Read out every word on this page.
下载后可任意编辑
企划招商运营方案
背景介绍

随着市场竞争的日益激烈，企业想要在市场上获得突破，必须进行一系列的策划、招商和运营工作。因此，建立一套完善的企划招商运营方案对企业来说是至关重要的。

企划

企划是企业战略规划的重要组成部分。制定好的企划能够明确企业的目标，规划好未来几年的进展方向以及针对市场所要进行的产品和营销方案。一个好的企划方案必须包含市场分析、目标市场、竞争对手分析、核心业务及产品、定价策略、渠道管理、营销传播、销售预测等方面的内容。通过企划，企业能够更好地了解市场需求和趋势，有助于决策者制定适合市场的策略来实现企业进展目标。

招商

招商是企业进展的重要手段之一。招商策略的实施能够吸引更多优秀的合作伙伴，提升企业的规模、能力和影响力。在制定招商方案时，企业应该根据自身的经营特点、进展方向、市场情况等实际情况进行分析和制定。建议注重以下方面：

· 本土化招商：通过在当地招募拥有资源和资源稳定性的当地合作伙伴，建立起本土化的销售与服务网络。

++++++++++++++++++++

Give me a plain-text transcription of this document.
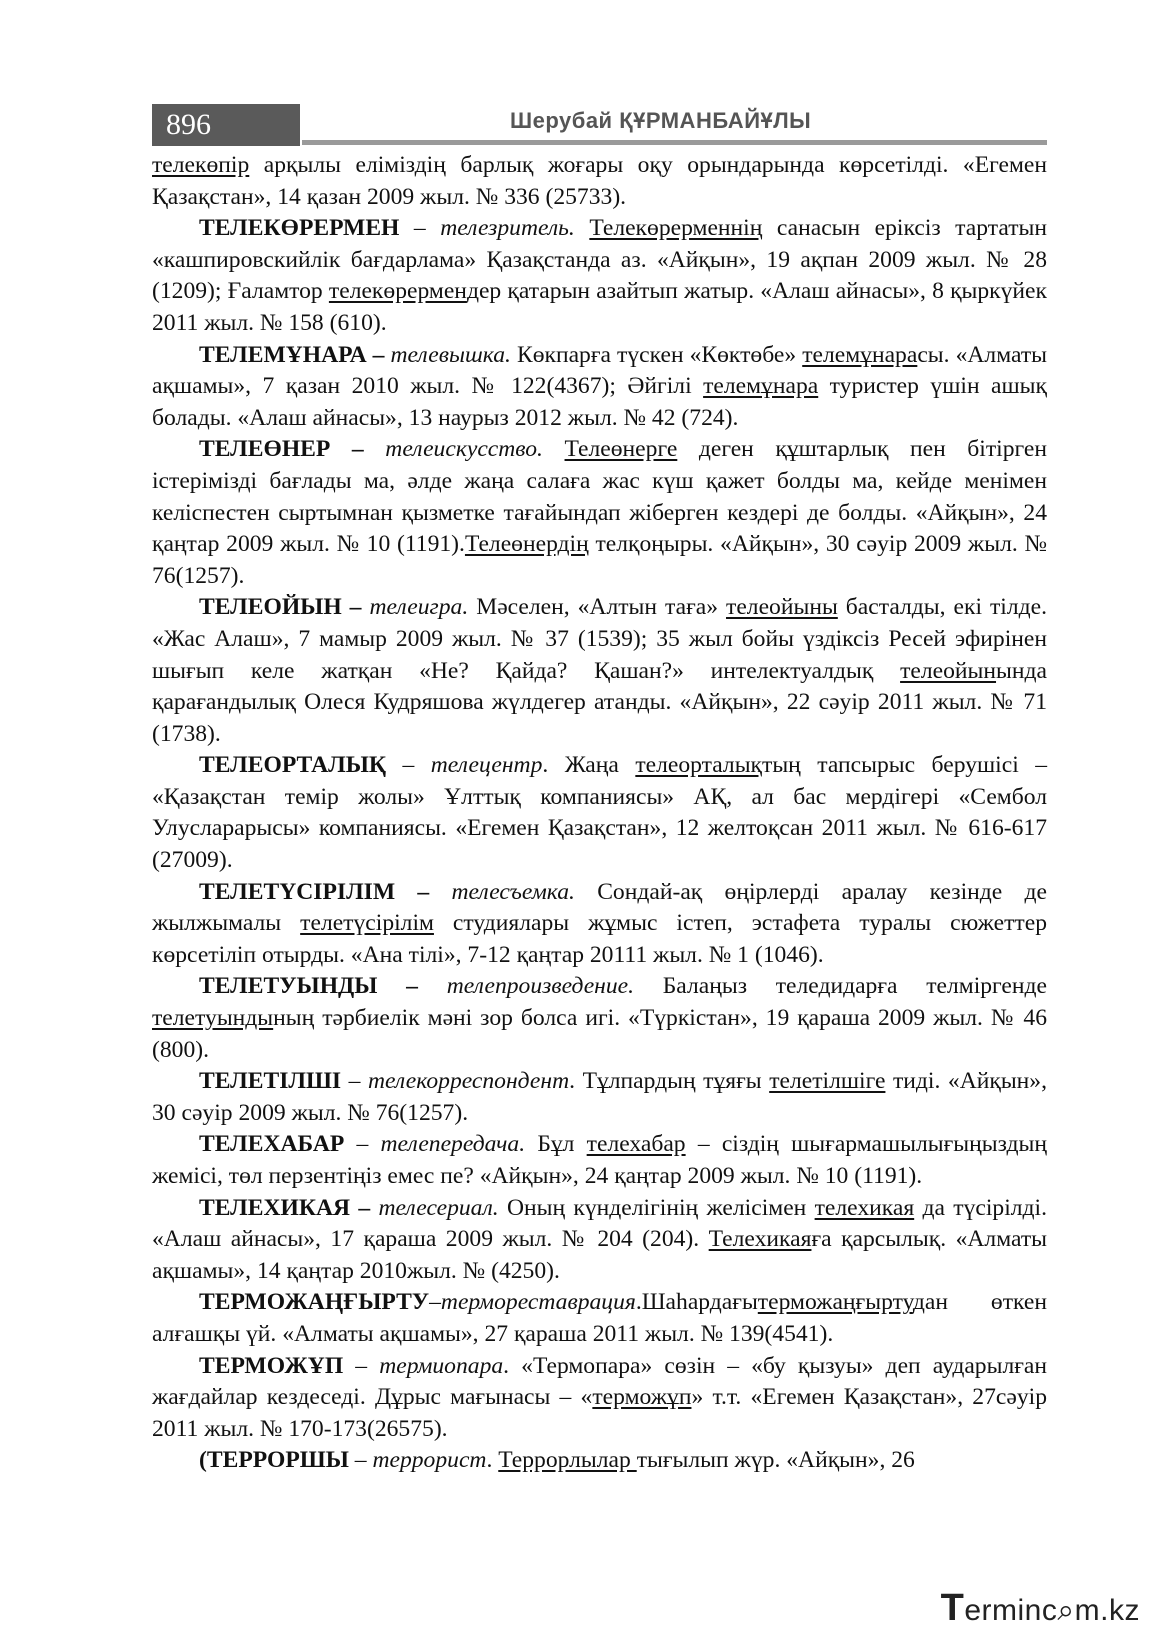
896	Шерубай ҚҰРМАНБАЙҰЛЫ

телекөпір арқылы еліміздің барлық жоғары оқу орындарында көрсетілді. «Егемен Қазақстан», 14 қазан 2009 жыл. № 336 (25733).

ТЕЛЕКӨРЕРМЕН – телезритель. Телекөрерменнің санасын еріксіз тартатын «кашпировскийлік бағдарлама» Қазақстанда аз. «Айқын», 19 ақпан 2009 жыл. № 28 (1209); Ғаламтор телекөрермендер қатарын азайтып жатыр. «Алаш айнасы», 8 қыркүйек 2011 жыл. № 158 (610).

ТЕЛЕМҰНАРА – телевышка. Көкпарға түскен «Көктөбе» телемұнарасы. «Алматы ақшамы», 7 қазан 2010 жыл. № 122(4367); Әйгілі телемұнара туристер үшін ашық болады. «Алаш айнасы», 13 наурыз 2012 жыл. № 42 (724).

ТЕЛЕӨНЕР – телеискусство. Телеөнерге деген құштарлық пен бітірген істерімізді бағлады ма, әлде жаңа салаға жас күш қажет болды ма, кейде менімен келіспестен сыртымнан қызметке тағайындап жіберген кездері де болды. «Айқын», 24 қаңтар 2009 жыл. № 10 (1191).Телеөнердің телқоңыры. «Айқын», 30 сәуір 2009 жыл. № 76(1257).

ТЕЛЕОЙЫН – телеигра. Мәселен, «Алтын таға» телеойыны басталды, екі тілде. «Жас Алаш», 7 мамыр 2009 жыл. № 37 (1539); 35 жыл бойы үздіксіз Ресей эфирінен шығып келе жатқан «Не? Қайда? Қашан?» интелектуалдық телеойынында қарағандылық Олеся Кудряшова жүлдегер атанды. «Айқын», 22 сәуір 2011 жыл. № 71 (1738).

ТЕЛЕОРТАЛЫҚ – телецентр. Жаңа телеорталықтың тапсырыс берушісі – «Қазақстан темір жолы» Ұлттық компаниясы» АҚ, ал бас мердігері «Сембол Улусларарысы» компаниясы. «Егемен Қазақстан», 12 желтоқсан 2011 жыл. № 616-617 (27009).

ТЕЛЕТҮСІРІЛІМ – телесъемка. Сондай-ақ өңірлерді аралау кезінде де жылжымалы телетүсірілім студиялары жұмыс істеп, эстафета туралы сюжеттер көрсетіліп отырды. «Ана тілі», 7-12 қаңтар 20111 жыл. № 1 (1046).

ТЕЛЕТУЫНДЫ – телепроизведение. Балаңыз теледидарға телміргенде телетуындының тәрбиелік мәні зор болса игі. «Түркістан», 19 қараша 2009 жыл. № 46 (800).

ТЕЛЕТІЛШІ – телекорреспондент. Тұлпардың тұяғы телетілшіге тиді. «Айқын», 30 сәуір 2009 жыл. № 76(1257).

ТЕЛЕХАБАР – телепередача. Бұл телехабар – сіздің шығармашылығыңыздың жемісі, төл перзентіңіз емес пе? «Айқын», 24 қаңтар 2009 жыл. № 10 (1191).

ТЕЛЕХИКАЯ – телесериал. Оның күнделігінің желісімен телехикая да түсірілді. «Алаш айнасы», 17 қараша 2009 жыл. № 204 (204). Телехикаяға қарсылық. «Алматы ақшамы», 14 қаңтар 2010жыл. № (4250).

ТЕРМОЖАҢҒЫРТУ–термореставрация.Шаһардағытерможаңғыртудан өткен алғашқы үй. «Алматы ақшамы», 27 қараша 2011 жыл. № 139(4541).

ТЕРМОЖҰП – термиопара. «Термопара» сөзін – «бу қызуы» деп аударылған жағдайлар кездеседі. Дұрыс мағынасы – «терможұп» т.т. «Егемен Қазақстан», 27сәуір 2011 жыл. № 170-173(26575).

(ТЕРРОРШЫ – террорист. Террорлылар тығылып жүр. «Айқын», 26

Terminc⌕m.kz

++++++++++++++++++++

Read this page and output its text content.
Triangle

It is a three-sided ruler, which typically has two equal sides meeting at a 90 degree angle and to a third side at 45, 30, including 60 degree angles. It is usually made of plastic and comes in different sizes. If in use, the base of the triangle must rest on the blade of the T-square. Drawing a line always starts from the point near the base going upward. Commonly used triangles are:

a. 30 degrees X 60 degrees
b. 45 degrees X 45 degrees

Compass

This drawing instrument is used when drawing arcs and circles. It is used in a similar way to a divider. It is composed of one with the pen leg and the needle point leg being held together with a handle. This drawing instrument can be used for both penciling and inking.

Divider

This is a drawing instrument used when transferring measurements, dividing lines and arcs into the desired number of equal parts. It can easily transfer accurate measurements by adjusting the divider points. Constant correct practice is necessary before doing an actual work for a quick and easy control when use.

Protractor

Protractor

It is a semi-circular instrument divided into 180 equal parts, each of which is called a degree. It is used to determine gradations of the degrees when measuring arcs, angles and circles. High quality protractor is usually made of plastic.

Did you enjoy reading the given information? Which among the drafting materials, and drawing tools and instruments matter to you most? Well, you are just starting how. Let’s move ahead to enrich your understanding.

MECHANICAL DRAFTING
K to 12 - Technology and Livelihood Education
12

++++++++++++++++++++

Your objective
Copy every line of the entries above in which "page" occurs.

Expected answer
Read out every word on this page.
Read this page and output its text content.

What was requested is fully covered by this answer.